GOAL
Can you rewrite the data from the line with "239, 44, 254]" to the line with "352, 759, 370]", putting "transition-shade" wherever "transition-fill" appears and leaving everything else unchanged?

RECORDS SHOWN
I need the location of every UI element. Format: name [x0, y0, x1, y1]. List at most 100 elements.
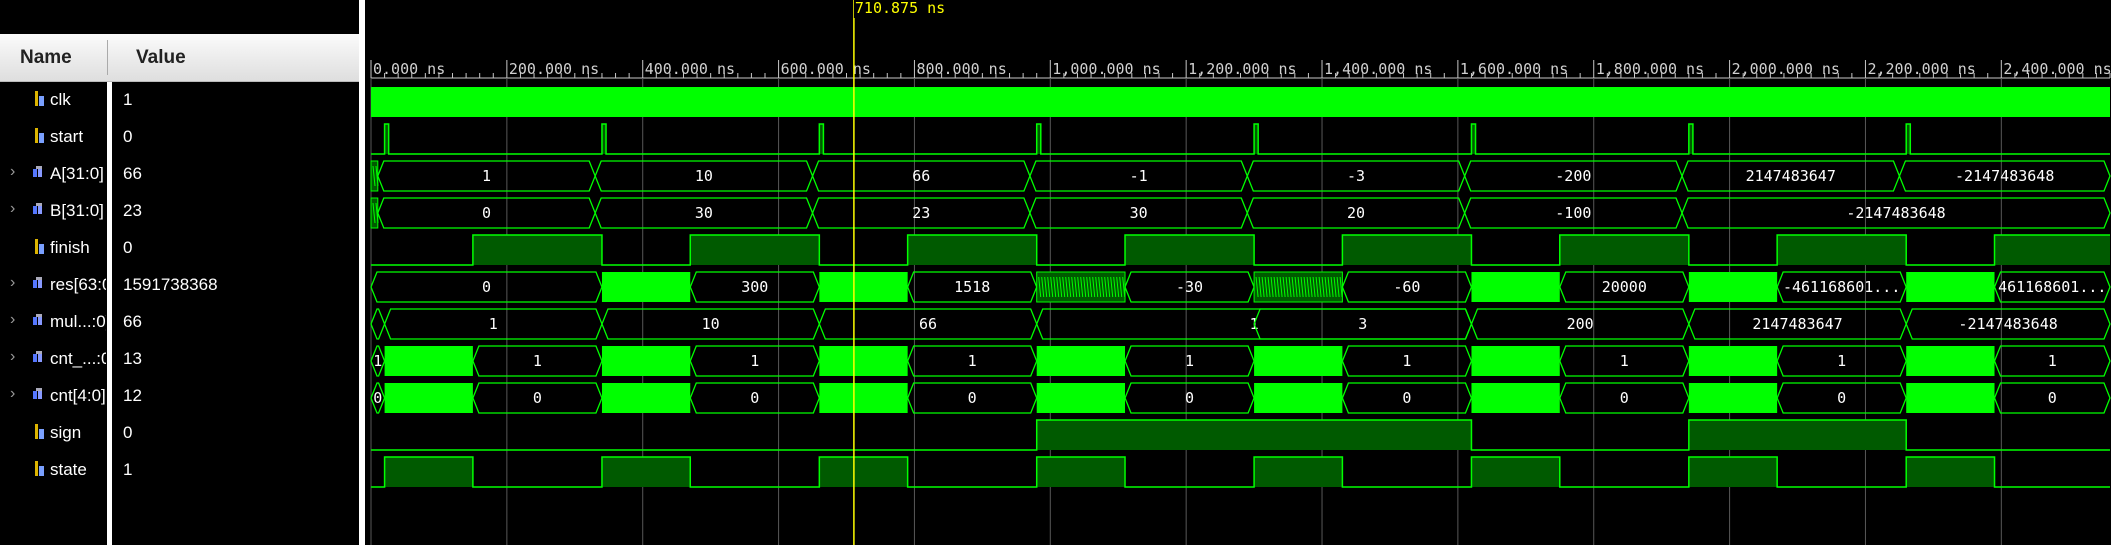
bit-signal-icon	[35, 239, 44, 254]
clock-fill	[371, 87, 2110, 117]
transition-fill	[1688, 272, 1778, 302]
bus-value-label: 0	[750, 389, 759, 407]
bit-signal-icon	[35, 424, 44, 439]
signal-value: 13	[123, 349, 142, 368]
bus-value-label: 10	[702, 315, 720, 333]
waveform-finish	[371, 234, 2110, 266]
signal-row-state[interactable]: state 1	[0, 451, 359, 488]
signal-name: res[63:0]	[50, 275, 106, 294]
waveform-mul: 1 10 66 1 3 200 2147483647 -2147483648	[370, 308, 2111, 340]
signal-name: clk	[50, 90, 71, 109]
transition-fill	[1471, 346, 1560, 376]
time-tick-label: 1,800.000 ns	[1596, 60, 1704, 78]
bus-value-label: -3	[1347, 167, 1365, 185]
time-tick-label: 800.000 ns	[916, 60, 1006, 78]
signal-row-sign[interactable]: sign 0	[0, 414, 359, 451]
bus-value-label: 1	[2048, 352, 2057, 370]
high-pulse	[1906, 457, 1995, 487]
signal-row-res[interactable]: › res[63:0] 1591738368	[0, 266, 359, 303]
signal-value: 1591738368	[123, 275, 218, 294]
transition-fill	[601, 272, 691, 302]
bus-value-label: -60	[1393, 278, 1420, 296]
waveform-cnt: 0 0 0 0 0 0 0 0 0	[370, 382, 2111, 414]
bus-value-label: 1	[968, 352, 977, 370]
transition-fill	[1036, 383, 1126, 413]
signal-row-mul[interactable]: › mul...:0] 66	[0, 303, 359, 340]
bus-value-label: 10	[695, 167, 713, 185]
bit-signal-icon	[35, 91, 44, 106]
bus-value-label: 0	[373, 389, 382, 407]
transition-fill	[1254, 383, 1343, 413]
expand-chevron-icon[interactable]: ›	[10, 385, 15, 403]
bus-value-label: 200	[1567, 315, 1594, 333]
bus-signal-icon	[33, 351, 42, 362]
bus-value-label: 1	[750, 352, 759, 370]
transition-fill	[384, 346, 473, 376]
transition-fill	[1688, 383, 1778, 413]
time-tick-label: 600.000 ns	[781, 60, 871, 78]
value-column-header[interactable]: Value	[136, 47, 186, 69]
high-pulse	[1688, 457, 1778, 487]
expand-chevron-icon[interactable]: ›	[10, 348, 15, 366]
expand-chevron-icon[interactable]: ›	[10, 163, 15, 181]
bus-value-label: 1	[533, 352, 542, 370]
time-tick-label: 2,000.000 ns	[1732, 60, 1840, 78]
expand-chevron-icon[interactable]: ›	[10, 274, 15, 292]
transition-fill	[601, 383, 691, 413]
signal-value: 0	[123, 238, 133, 257]
expand-chevron-icon[interactable]: ›	[10, 311, 15, 329]
signal-value: 12	[123, 386, 142, 405]
transition-fill	[601, 346, 691, 376]
bus-value-label: 1	[1837, 352, 1846, 370]
transition-fill	[1906, 346, 1995, 376]
signal-name: B[31:0]	[50, 201, 104, 220]
time-tick-label: 1,600.000 ns	[1460, 60, 1568, 78]
name-value-divider[interactable]	[107, 82, 112, 545]
transition-fill	[1906, 272, 1995, 302]
high-pulse	[1254, 457, 1343, 487]
time-tick-label: 1,200.000 ns	[1188, 60, 1296, 78]
bus-value-label: 66	[919, 315, 937, 333]
bit-signal-icon	[35, 461, 44, 476]
signal-row-cnt_[interactable]: › cnt_...:0] 13	[0, 340, 359, 377]
bus-value-label: 0	[1620, 389, 1629, 407]
bus-signal-icon	[33, 166, 42, 177]
bus-value-label: -2147483648	[1846, 204, 1945, 222]
high-pulse	[1777, 235, 1907, 265]
bus-signal-icon	[33, 388, 42, 399]
expand-chevron-icon[interactable]: ›	[10, 200, 15, 218]
bus-value-label: 0	[968, 389, 977, 407]
bus-value-label: 0	[1402, 389, 1411, 407]
waveform-clk	[371, 87, 2110, 117]
bus-value-label: 0	[482, 204, 491, 222]
high-pulse	[1342, 235, 1472, 265]
bus-value-label: 1	[489, 315, 498, 333]
signal-row-start[interactable]: start 0	[0, 118, 359, 155]
transition-fill	[1471, 272, 1560, 302]
column-separator[interactable]	[107, 40, 108, 75]
signal-row-clk[interactable]: clk 1	[0, 81, 359, 118]
signal-row-B[interactable]: › B[31:0] 23	[0, 192, 359, 229]
high-pulse	[907, 235, 1037, 265]
transition-fill	[819, 272, 908, 302]
transition-fill	[1688, 346, 1778, 376]
bus-signal-icon	[33, 277, 42, 288]
bus-signal-icon	[33, 203, 42, 214]
high-pulse	[1471, 457, 1560, 487]
time-tick-label: 400.000 ns	[645, 60, 735, 78]
high-pulse	[472, 235, 602, 265]
bus-value-label: 20	[1347, 204, 1365, 222]
high-pulse	[1559, 235, 1689, 265]
bus-value-label: 0	[482, 278, 491, 296]
bus-value-label: 300	[741, 278, 768, 296]
name-column-header[interactable]: Name	[20, 47, 72, 69]
signal-row-cnt[interactable]: › cnt[4:0] 12	[0, 377, 359, 414]
signal-value: 0	[123, 127, 133, 146]
signal-row-A[interactable]: › A[31:0] 66	[0, 155, 359, 192]
signal-value: 0	[123, 423, 133, 442]
signal-row-finish[interactable]: finish 0	[0, 229, 359, 266]
signal-value: 66	[123, 312, 142, 331]
signal-name: A[31:0]	[50, 164, 104, 183]
bus-value-label: 30	[695, 204, 713, 222]
waveform-canvas[interactable]: 0.000 ns 200.000 ns 400.000 ns 600.000 ns 80…	[365, 0, 2111, 545]
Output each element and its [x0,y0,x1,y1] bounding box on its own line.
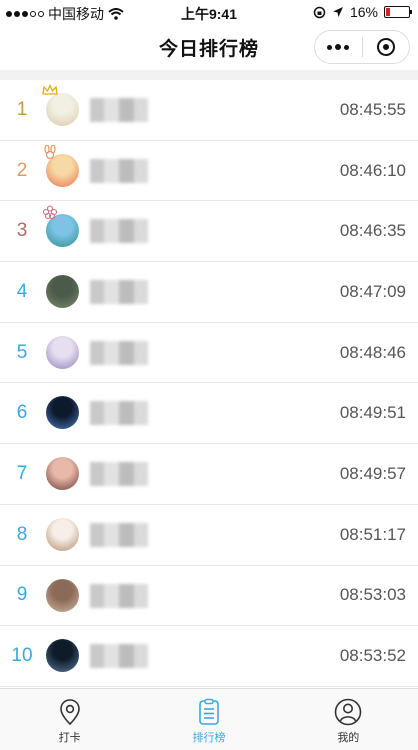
avatar [46,517,79,551]
blurred-username [90,583,148,608]
target-circle-icon [376,38,395,56]
ranking-row[interactable]: 1 08:45:55 [0,80,418,141]
checkin-time: 08:53:52 [339,646,406,666]
more-dot-icon [327,44,333,50]
avatar [46,639,79,673]
ranking-row[interactable]: 4 08:47:09 [0,262,418,323]
blurred-username [90,219,148,244]
tab-label: 排行榜 [192,732,226,744]
location-pin-icon [59,699,80,726]
rank-number: 3 [16,220,28,242]
blurred-username [90,462,148,487]
rank-number: 1 [16,98,28,120]
rank-number: 10 [11,645,33,667]
mini-program-capsule [314,30,410,64]
avatar [46,335,79,369]
close-button[interactable] [363,38,410,56]
status-bar: 中国移动 上午9:41 16% [0,0,418,24]
checkin-time: 08:46:35 [339,221,406,241]
more-dot-icon [344,44,350,50]
more-dot-icon [335,44,342,50]
blurred-username [90,280,148,305]
tab-bar: 打卡 排行榜 我的 [0,688,418,750]
rank-number: 4 [16,280,28,302]
avatar [46,396,79,430]
avatar [46,578,79,612]
checkin-time: 08:48:46 [339,342,406,362]
checkin-time: 08:53:03 [339,585,406,605]
avatar [46,275,79,309]
tab-label: 我的 [337,732,360,744]
rank-number: 5 [16,341,28,363]
rank-number: 6 [16,402,28,424]
user-icon [335,698,362,726]
location-arrow-icon [332,7,343,17]
checkin-time: 08:51:17 [339,524,406,544]
navigation-bar: 今日排行榜 [0,24,418,70]
tab-checkin[interactable]: 打卡 [0,689,139,750]
rotation-lock-icon [313,6,326,18]
list-icon [199,698,219,725]
checkin-time: 08:45:55 [339,99,406,119]
crown-icon [42,83,58,98]
blurred-username [90,401,148,426]
blurred-username [90,340,148,365]
battery-level [386,8,390,16]
ranking-row[interactable]: 8 08:51:17 [0,504,418,566]
ranking-row[interactable]: 10 08:53:52 [0,626,418,687]
ranking-row[interactable]: 6 08:49:51 [0,383,418,445]
status-right-group: 16% [313,4,412,20]
flower-icon [42,205,58,221]
battery-percent: 16% [349,4,378,20]
page-title: 今日排行榜 [158,38,259,60]
ranking-row[interactable]: 5 08:48:46 [0,322,418,384]
more-button[interactable] [315,44,362,50]
section-divider [0,70,418,80]
checkin-time: 08:49:51 [339,403,406,423]
blurred-username [90,522,148,547]
checkin-time: 08:47:09 [339,281,406,301]
tab-mine[interactable]: 我的 [279,689,418,750]
bunny-icon [42,144,58,161]
rank-number: 7 [16,462,28,484]
checkin-time: 08:49:57 [339,463,406,483]
checkin-time: 08:46:10 [339,160,406,180]
blurred-username [90,644,148,669]
battery-icon [384,6,412,18]
ranking-row[interactable]: 2 08:46:10 [0,140,418,202]
tab-label: 打卡 [58,732,81,744]
ranking-list: 1 08:45:55 2 08:46:10 3 08:46:35 4 08:47:09 5 08:… [0,80,418,687]
ranking-row[interactable]: 7 08:49:57 [0,444,418,505]
blurred-username [90,158,148,183]
tab-ranking[interactable]: 排行榜 [139,689,278,750]
rank-number: 8 [16,523,28,545]
ranking-row[interactable]: 3 08:46:35 [0,201,418,263]
ranking-row[interactable]: 9 08:53:03 [0,565,418,627]
rank-number: 9 [16,584,28,606]
blurred-username [90,98,148,122]
rank-number: 2 [16,159,28,181]
avatar [46,457,79,491]
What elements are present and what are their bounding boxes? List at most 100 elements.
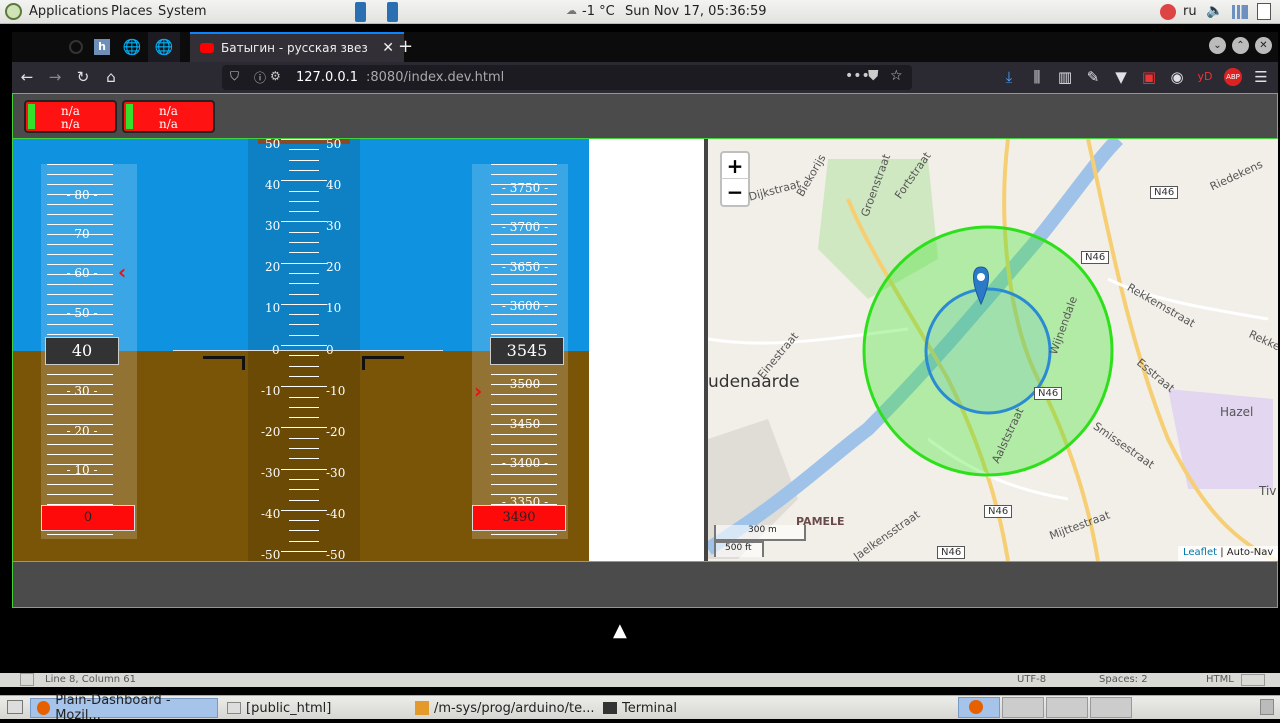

THE ANSWER
bit-signal-icon	[35, 239, 44, 254]
clock-fill	[371, 87, 2110, 117]
transition-shade	[1688, 272, 1778, 302]
bus-value-label: 0	[750, 389, 759, 407]
bit-signal-icon	[35, 424, 44, 439]
signal-value: 13	[123, 349, 142, 368]
bus-value-label: 10	[702, 315, 720, 333]
waveform-finish	[371, 234, 2110, 266]
signal-row-state[interactable]: state 1	[0, 451, 359, 488]
signal-name: res[63:0]	[50, 275, 106, 294]
waveform-mul: 1 10 66 1 3 200 2147483647 -2147483648	[370, 308, 2111, 340]
signal-name: clk	[50, 90, 71, 109]
transition-shade	[1471, 346, 1560, 376]
time-tick-label: 1,800.000 ns	[1596, 60, 1704, 78]
bus-value-label: -3	[1347, 167, 1365, 185]
time-tick-label: 800.000 ns	[916, 60, 1006, 78]
signal-row-sign[interactable]: sign 0	[0, 414, 359, 451]
bus-value-label: 1	[2048, 352, 2057, 370]
high-pulse	[1906, 457, 1995, 487]
signal-row-res[interactable]: › res[63:0] 1591738368	[0, 266, 359, 303]
signal-value: 1591738368	[123, 275, 218, 294]
transition-shade	[601, 272, 691, 302]
bus-value-label: -60	[1393, 278, 1420, 296]
waveform-cnt: 0 0 0 0 0 0 0 0 0	[370, 382, 2111, 414]
bus-value-label: 1	[968, 352, 977, 370]
transition-shade	[1036, 383, 1126, 413]
signal-row-mul[interactable]: › mul...:0] 66	[0, 303, 359, 340]
bus-value-label: 10	[695, 167, 713, 185]
bit-signal-icon	[35, 91, 44, 106]
bus-value-label: 0	[373, 389, 382, 407]
transition-shade	[1254, 383, 1343, 413]
expand-chevron-icon[interactable]: ›	[10, 385, 15, 403]
bus-value-label: 200	[1567, 315, 1594, 333]
bus-signal-icon	[33, 351, 42, 362]
bus-value-label: 1	[750, 352, 759, 370]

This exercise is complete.